Collected data entries:
#####

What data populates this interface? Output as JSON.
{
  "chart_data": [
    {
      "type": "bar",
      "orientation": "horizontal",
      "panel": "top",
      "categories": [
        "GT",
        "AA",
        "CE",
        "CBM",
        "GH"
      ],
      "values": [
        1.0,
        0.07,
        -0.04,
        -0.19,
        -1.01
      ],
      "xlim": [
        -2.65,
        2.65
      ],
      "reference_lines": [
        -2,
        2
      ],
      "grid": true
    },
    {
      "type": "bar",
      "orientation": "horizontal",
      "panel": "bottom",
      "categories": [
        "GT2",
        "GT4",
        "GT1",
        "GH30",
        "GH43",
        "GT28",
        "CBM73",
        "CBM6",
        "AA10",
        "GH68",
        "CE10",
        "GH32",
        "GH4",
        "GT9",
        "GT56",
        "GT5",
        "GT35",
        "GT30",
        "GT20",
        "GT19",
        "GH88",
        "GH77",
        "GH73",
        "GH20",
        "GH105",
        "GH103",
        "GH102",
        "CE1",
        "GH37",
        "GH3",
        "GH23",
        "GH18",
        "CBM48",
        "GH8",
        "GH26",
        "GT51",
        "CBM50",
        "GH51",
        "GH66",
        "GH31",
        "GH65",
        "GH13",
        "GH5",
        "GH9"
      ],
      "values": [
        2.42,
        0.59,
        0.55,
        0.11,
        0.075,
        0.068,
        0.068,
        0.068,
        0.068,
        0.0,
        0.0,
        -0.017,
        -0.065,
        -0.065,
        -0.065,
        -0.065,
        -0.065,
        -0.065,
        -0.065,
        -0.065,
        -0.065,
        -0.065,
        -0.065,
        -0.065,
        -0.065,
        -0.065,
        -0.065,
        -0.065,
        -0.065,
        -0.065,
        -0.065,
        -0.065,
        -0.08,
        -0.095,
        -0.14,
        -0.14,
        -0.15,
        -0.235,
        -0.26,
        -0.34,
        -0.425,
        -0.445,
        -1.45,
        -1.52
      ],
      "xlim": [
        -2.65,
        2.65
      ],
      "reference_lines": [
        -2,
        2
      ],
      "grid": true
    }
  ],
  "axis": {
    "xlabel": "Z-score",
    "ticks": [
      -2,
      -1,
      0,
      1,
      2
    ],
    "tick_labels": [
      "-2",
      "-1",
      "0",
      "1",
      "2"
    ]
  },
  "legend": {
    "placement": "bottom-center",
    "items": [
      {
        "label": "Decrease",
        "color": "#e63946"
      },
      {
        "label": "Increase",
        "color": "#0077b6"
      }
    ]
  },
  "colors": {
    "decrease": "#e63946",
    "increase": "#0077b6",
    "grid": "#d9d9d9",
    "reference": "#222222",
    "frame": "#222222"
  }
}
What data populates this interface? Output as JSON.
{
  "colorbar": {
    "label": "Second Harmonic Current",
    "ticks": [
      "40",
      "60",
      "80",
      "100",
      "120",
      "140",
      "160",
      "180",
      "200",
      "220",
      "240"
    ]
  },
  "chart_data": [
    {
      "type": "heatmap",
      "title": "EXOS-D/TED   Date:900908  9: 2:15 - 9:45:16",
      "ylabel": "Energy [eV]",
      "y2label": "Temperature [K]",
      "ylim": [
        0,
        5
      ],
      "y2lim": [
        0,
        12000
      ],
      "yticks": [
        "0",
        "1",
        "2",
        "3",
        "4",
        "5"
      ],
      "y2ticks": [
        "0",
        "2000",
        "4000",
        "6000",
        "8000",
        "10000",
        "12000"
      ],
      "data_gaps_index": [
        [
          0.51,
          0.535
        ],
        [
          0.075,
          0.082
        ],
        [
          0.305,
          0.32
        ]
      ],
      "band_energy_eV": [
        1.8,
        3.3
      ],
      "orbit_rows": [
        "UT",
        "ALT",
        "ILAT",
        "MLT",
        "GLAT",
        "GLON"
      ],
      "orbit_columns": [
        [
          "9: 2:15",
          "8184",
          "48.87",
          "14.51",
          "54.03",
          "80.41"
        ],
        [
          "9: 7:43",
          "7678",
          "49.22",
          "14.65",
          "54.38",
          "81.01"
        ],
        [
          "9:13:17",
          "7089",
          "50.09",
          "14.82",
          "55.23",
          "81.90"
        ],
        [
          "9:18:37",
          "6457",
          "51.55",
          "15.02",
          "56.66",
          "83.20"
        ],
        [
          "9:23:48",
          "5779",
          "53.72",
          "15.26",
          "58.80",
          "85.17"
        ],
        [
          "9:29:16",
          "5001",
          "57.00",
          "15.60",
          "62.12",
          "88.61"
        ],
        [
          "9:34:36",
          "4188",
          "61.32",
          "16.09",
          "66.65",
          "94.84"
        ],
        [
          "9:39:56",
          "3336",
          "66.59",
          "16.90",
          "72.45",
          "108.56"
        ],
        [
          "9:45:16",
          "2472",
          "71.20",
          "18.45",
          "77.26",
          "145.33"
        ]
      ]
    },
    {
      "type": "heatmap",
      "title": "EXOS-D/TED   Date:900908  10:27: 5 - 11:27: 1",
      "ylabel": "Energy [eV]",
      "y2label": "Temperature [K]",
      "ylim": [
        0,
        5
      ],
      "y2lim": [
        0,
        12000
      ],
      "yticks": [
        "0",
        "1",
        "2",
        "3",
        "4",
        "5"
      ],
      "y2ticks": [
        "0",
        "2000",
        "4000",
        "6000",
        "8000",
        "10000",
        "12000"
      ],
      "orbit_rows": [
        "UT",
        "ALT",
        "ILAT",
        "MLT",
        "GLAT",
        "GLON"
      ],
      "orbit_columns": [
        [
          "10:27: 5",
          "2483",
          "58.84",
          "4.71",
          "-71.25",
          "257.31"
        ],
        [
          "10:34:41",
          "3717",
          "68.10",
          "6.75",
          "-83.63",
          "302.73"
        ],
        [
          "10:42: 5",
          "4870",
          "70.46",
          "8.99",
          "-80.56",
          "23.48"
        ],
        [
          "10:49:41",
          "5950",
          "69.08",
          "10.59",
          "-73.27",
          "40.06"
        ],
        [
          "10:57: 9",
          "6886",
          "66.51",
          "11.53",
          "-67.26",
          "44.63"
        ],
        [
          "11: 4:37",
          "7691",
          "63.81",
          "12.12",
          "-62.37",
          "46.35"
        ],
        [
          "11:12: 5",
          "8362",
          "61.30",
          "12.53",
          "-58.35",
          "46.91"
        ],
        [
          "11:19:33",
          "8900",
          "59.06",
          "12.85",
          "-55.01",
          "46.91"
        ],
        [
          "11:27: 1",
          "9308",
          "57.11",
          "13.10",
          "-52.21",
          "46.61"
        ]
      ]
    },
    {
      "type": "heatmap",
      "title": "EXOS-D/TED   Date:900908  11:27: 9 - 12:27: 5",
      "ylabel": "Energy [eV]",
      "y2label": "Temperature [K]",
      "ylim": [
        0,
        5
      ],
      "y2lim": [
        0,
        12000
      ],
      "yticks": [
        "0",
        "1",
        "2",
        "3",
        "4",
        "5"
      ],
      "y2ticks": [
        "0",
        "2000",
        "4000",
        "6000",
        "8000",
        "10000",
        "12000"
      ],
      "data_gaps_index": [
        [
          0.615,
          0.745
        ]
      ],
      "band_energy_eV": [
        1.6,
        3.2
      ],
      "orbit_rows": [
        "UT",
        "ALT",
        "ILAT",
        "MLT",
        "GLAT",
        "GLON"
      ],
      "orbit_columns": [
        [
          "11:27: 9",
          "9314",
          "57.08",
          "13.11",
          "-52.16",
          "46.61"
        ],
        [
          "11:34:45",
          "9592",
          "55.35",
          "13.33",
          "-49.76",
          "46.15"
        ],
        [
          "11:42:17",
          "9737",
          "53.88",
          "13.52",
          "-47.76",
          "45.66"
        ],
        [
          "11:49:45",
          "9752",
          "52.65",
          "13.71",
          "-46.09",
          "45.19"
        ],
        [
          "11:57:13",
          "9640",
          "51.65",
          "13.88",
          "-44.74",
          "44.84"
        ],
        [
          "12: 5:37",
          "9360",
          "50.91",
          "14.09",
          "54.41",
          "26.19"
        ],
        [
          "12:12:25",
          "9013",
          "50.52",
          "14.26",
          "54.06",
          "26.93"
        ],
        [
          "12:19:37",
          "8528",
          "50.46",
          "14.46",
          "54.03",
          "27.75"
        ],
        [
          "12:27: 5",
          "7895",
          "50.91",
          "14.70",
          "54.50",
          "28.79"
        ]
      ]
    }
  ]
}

#####

◆ GOAL OF THE EXERCISE ◆
Copy every line that includes the string "title" from the material above.

◆ RESPONSE TO THIS TASK ◆
      "title": "EXOS-D/TED   Date:900908  9: 2:15 - 9:45:16",
      "title": "EXOS-D/TED   Date:900908  10:27: 5 - 11:27: 1",
      "title": "EXOS-D/TED   Date:900908  11:27: 9 - 12:27: 5",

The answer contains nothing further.